Chart and figure data
┏━━
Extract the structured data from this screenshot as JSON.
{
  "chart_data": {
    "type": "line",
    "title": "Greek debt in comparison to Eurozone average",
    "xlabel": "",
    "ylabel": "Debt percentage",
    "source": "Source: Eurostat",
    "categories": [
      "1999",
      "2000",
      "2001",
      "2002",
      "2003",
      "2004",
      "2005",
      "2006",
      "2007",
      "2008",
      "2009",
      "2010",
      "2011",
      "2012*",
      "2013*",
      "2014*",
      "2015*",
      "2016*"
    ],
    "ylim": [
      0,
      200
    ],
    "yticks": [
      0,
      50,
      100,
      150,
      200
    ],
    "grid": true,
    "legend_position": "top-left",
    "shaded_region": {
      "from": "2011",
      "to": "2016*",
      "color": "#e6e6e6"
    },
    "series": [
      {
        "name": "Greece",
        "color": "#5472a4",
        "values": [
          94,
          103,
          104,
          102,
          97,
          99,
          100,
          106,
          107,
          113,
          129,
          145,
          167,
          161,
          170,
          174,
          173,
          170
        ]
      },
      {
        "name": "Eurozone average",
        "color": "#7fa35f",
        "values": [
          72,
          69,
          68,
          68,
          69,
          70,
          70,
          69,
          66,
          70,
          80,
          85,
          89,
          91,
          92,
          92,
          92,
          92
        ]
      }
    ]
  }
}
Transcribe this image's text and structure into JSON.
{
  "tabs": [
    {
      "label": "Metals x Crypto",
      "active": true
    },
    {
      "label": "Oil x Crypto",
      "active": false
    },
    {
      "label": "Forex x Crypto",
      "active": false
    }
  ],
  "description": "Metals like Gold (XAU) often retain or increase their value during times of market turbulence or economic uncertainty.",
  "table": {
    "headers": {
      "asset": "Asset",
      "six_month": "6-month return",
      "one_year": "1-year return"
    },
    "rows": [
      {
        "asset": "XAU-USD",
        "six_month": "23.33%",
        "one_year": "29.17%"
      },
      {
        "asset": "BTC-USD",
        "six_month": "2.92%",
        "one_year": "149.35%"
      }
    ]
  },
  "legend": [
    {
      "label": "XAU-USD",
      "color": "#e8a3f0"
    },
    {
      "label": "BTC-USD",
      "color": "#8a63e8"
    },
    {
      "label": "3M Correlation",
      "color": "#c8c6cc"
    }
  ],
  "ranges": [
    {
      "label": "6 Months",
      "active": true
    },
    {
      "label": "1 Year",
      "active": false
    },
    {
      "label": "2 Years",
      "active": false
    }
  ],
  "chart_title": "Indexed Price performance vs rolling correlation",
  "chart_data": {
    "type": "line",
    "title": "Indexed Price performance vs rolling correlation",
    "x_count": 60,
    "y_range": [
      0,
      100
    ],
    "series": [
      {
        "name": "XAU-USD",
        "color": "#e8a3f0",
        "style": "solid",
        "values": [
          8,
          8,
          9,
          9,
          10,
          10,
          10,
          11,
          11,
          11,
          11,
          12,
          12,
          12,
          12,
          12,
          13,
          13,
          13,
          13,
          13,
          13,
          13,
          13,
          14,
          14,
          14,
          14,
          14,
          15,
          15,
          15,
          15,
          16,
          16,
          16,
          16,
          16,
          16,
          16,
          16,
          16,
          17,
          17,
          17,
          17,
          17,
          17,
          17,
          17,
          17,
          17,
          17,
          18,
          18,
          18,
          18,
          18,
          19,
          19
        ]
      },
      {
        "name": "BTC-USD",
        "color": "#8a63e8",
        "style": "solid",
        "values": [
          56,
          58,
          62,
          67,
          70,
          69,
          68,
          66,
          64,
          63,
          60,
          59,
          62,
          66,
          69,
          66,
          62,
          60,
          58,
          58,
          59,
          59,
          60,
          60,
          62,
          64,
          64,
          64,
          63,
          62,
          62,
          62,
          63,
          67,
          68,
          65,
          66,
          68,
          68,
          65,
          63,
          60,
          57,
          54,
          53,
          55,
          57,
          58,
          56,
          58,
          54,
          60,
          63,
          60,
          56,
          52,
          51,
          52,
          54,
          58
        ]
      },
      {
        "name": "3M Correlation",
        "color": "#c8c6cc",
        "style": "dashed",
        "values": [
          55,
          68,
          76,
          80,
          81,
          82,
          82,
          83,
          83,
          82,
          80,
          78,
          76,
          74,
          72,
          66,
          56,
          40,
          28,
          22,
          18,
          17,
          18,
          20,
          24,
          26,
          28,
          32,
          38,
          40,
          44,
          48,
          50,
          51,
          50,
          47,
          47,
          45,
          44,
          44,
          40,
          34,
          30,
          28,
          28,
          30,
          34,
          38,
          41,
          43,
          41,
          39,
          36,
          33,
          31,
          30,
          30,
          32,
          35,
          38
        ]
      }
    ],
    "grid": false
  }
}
┗━━
Task: Each record must be repeated exactly as it is.

Exercise response:
Extract the structured data from this screenshot as JSON.
{
  "chart_data": {
    "type": "line",
    "title": "Greek debt in comparison to Eurozone average",
    "xlabel": "",
    "ylabel": "Debt percentage",
    "source": "Source: Eurostat",
    "categories": [
      "1999",
      "2000",
      "2001",
      "2002",
      "2003",
      "2004",
      "2005",
      "2006",
      "2007",
      "2008",
      "2009",
      "2010",
      "2011",
      "2012*",
      "2013*",
      "2014*",
      "2015*",
      "2016*"
    ],
    "ylim": [
      0,
      200
    ],
    "yticks": [
      0,
      50,
      100,
      150,
      200
    ],
    "grid": true,
    "legend_position": "top-left",
    "shaded_region": {
      "from": "2011",
      "to": "2016*",
      "color": "#e6e6e6"
    },
    "series": [
      {
        "name": "Greece",
        "color": "#5472a4",
        "values": [
          94,
          103,
          104,
          102,
          97,
          99,
          100,
          106,
          107,
          113,
          129,
          145,
          167,
          161,
          170,
          174,
          173,
          170
        ]
      },
      {
        "name": "Eurozone average",
        "color": "#7fa35f",
        "values": [
          72,
          69,
          68,
          68,
          69,
          70,
          70,
          69,
          66,
          70,
          80,
          85,
          89,
          91,
          92,
          92,
          92,
          92
        ]
      }
    ]
  }
}
Transcribe this image's text and structure into JSON.
{
  "tabs": [
    {
      "label": "Metals x Crypto",
      "active": true
    },
    {
      "label": "Oil x Crypto",
      "active": false
    },
    {
      "label": "Forex x Crypto",
      "active": false
    }
  ],
  "description": "Metals like Gold (XAU) often retain or increase their value during times of market turbulence or economic uncertainty.",
  "table": {
    "headers": {
      "asset": "Asset",
      "six_month": "6-month return",
      "one_year": "1-year return"
    },
    "rows": [
      {
        "asset": "XAU-USD",
        "six_month": "23.33%",
        "one_year": "29.17%"
      },
      {
        "asset": "BTC-USD",
        "six_month": "2.92%",
        "one_year": "149.35%"
      }
    ]
  },
  "legend": [
    {
      "label": "XAU-USD",
      "color": "#e8a3f0"
    },
    {
      "label": "BTC-USD",
      "color": "#8a63e8"
    },
    {
      "label": "3M Correlation",
      "color": "#c8c6cc"
    }
  ],
  "ranges": [
    {
      "label": "6 Months",
      "active": true
    },
    {
      "label": "1 Year",
      "active": false
    },
    {
      "label": "2 Years",
      "active": false
    }
  ],
  "chart_title": "Indexed Price performance vs rolling correlation",
  "chart_data": {
    "type": "line",
    "title": "Indexed Price performance vs rolling correlation",
    "x_count": 60,
    "y_range": [
      0,
      100
    ],
    "series": [
      {
        "name": "XAU-USD",
        "color": "#e8a3f0",
        "style": "solid",
        "values": [
          8,
          8,
          9,
          9,
          10,
          10,
          10,
          11,
          11,
          11,
          11,
          12,
          12,
          12,
          12,
          12,
          13,
          13,
          13,
          13,
          13,
          13,
          13,
          13,
          14,
          14,
          14,
          14,
          14,
          15,
          15,
          15,
          15,
          16,
          16,
          16,
          16,
          16,
          16,
          16,
          16,
          16,
          17,
          17,
          17,
          17,
          17,
          17,
          17,
          17,
          17,
          17,
          17,
          18,
          18,
          18,
          18,
          18,
          19,
          19
        ]
      },
      {
        "name": "BTC-USD",
        "color": "#8a63e8",
        "style": "solid",
        "values": [
          56,
          58,
          62,
          67,
          70,
          69,
          68,
          66,
          64,
          63,
          60,
          59,
          62,
          66,
          69,
          66,
          62,
          60,
          58,
          58,
          59,
          59,
          60,
          60,
          62,
          64,
          64,
          64,
          63,
          62,
          62,
          62,
          63,
          67,
          68,
          65,
          66,
          68,
          68,
          65,
          63,
          60,
          57,
          54,
          53,
          55,
          57,
          58,
          56,
          58,
          54,
          60,
          63,
          60,
          56,
          52,
          51,
          52,
          54,
          58
        ]
      },
      {
        "name": "3M Correlation",
        "color": "#c8c6cc",
        "style": "dashed",
        "values": [
          55,
          68,
          76,
          80,
          81,
          82,
          82,
          83,
          83,
          82,
          80,
          78,
          76,
          74,
          72,
          66,
          56,
          40,
          28,
          22,
          18,
          17,
          18,
          20,
          24,
          26,
          28,
          32,
          38,
          40,
          44,
          48,
          50,
          51,
          50,
          47,
          47,
          45,
          44,
          44,
          40,
          34,
          30,
          28,
          28,
          30,
          34,
          38,
          41,
          43,
          41,
          39,
          36,
          33,
          31,
          30,
          30,
          32,
          35,
          38
        ]
      }
    ],
    "grid": false
  }
}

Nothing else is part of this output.